**What this task involves**
Restate the listing that follows word for word, without its pictures.

**Given data**
---+---

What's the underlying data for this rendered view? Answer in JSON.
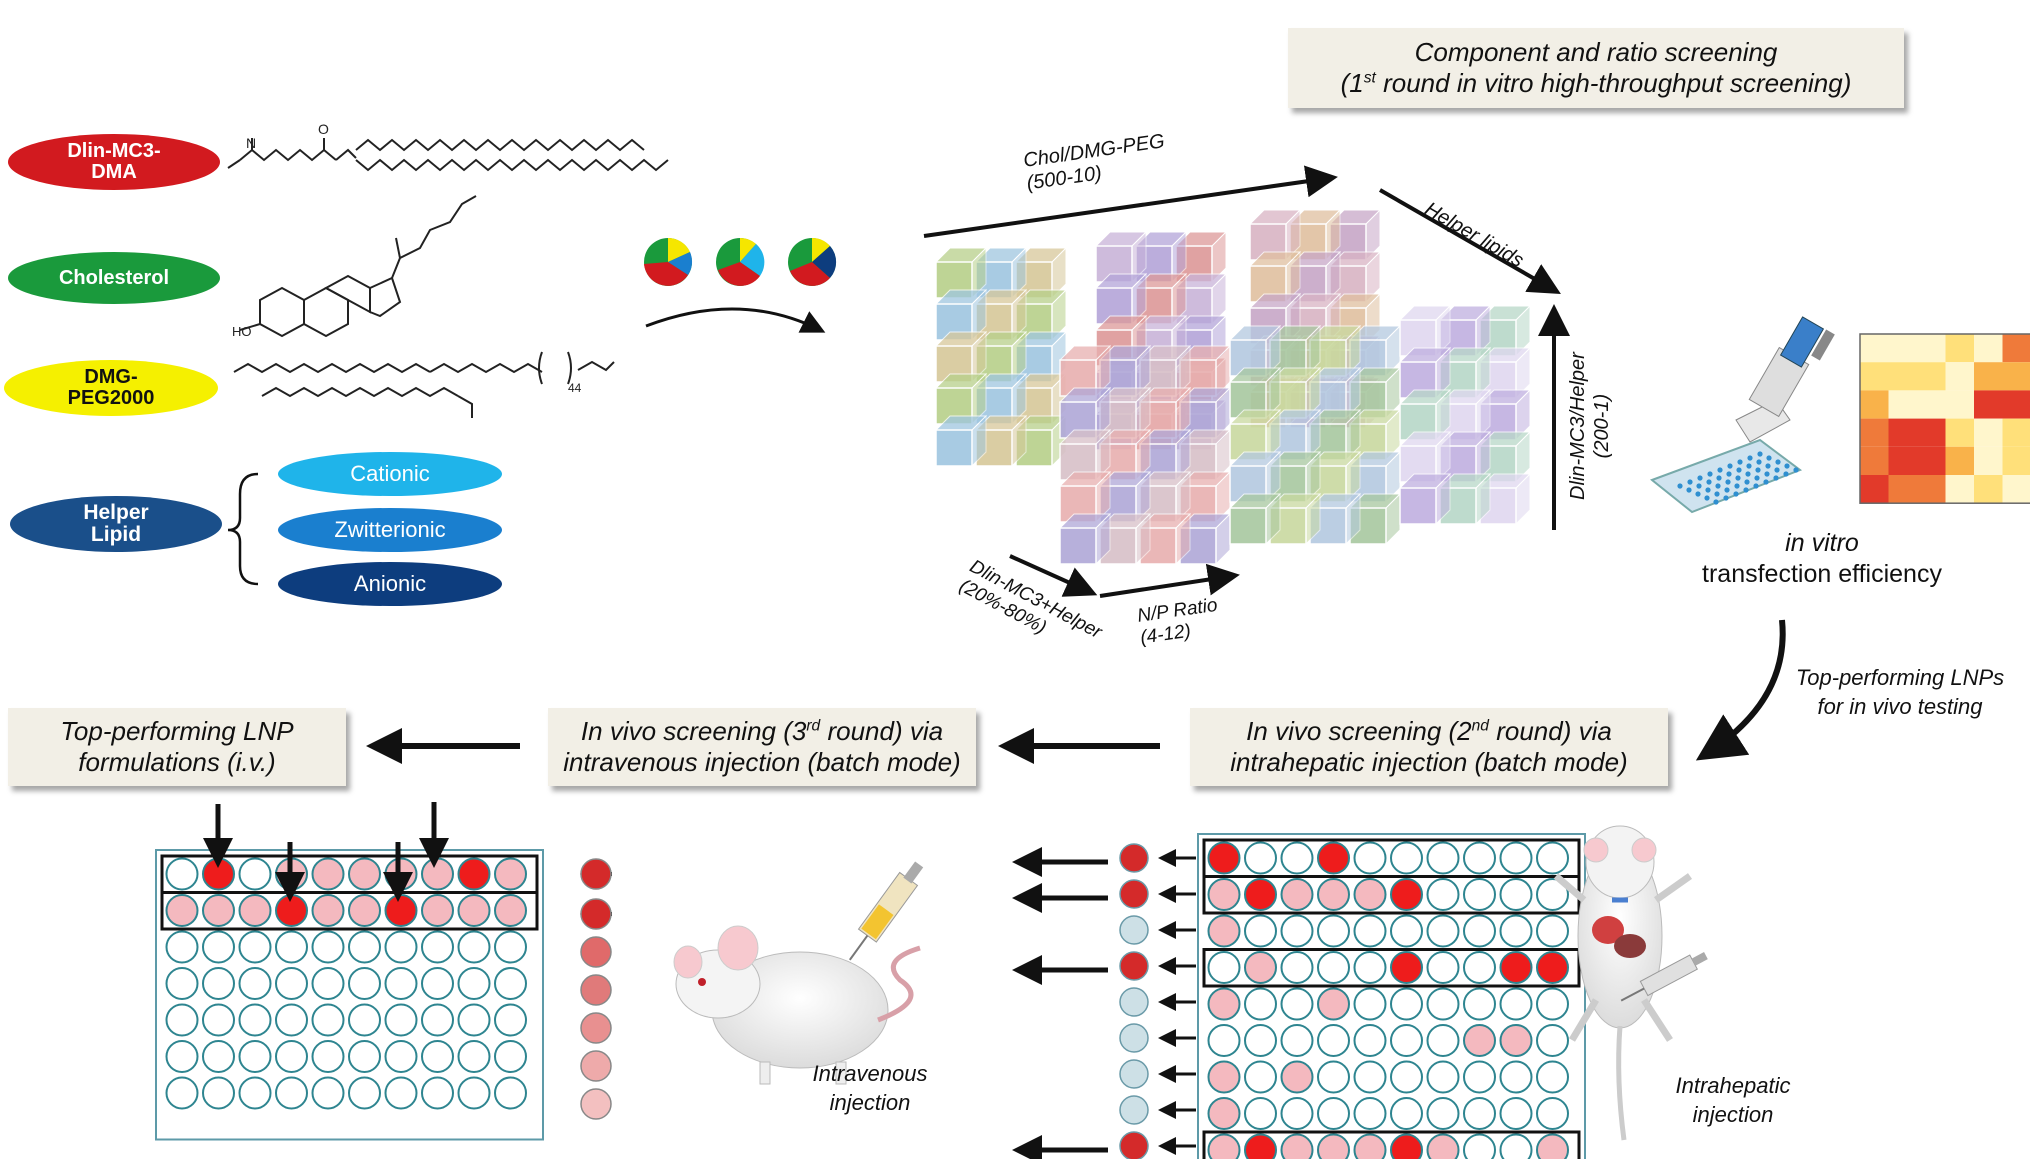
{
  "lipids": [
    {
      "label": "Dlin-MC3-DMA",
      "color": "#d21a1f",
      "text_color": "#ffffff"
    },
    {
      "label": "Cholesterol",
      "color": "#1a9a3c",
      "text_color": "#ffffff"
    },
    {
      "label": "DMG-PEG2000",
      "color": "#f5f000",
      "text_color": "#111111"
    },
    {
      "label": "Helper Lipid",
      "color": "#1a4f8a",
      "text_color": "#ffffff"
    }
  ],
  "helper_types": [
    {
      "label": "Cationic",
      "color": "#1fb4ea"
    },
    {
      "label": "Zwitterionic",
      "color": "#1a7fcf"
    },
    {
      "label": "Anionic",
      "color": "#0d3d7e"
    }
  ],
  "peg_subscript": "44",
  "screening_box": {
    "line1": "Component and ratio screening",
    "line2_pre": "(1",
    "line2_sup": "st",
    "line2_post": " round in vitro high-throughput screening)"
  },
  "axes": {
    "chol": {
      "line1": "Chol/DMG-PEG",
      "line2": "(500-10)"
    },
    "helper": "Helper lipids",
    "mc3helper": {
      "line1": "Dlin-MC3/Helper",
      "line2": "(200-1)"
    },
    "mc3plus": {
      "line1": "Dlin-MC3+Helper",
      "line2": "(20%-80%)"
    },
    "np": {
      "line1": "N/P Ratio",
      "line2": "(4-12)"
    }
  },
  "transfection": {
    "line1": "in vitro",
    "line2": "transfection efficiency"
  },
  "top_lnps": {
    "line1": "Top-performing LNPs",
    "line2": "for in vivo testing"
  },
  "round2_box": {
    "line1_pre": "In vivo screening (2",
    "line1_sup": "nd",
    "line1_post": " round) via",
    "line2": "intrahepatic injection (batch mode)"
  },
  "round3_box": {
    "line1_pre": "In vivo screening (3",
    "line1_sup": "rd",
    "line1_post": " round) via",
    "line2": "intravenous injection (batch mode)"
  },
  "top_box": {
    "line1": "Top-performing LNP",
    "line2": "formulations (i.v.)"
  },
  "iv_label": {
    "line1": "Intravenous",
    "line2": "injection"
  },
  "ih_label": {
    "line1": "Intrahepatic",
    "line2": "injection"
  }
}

---+---

**Exercise answer**
What's the underlying data for this rendered view? Answer in JSON.
{
  "lipids": [
    {
      "label": "Dlin-MC3-DMA",
      "color": "#d21a1f",
      "text_color": "#ffffff"
    },
    {
      "label": "Cholesterol",
      "color": "#1a9a3c",
      "text_color": "#ffffff"
    },
    {
      "label": "DMG-PEG2000",
      "color": "#f5f000",
      "text_color": "#111111"
    },
    {
      "label": "Helper Lipid",
      "color": "#1a4f8a",
      "text_color": "#ffffff"
    }
  ],
  "helper_types": [
    {
      "label": "Cationic",
      "color": "#1fb4ea"
    },
    {
      "label": "Zwitterionic",
      "color": "#1a7fcf"
    },
    {
      "label": "Anionic",
      "color": "#0d3d7e"
    }
  ],
  "peg_subscript": "44",
  "screening_box": {
    "line1": "Component and ratio screening",
    "line2_pre": "(1",
    "line2_sup": "st",
    "line2_post": " round in vitro high-throughput screening)"
  },
  "axes": {
    "chol": {
      "line1": "Chol/DMG-PEG",
      "line2": "(500-10)"
    },
    "helper": "Helper lipids",
    "mc3helper": {
      "line1": "Dlin-MC3/Helper",
      "line2": "(200-1)"
    },
    "mc3plus": {
      "line1": "Dlin-MC3+Helper",
      "line2": "(20%-80%)"
    },
    "np": {
      "line1": "N/P Ratio",
      "line2": "(4-12)"
    }
  },
  "transfection": {
    "line1": "in vitro",
    "line2": "transfection efficiency"
  },
  "top_lnps": {
    "line1": "Top-performing LNPs",
    "line2": "for in vivo testing"
  },
  "round2_box": {
    "line1_pre": "In vivo screening (2",
    "line1_sup": "nd",
    "line1_post": " round) via",
    "line2": "intrahepatic injection (batch mode)"
  },
  "round3_box": {
    "line1_pre": "In vivo screening (3",
    "line1_sup": "rd",
    "line1_post": " round) via",
    "line2": "intravenous injection (batch mode)"
  },
  "top_box": {
    "line1": "Top-performing LNP",
    "line2": "formulations (i.v.)"
  },
  "iv_label": {
    "line1": "Intravenous",
    "line2": "injection"
  },
  "ih_label": {
    "line1": "Intrahepatic",
    "line2": "injection"
  }
}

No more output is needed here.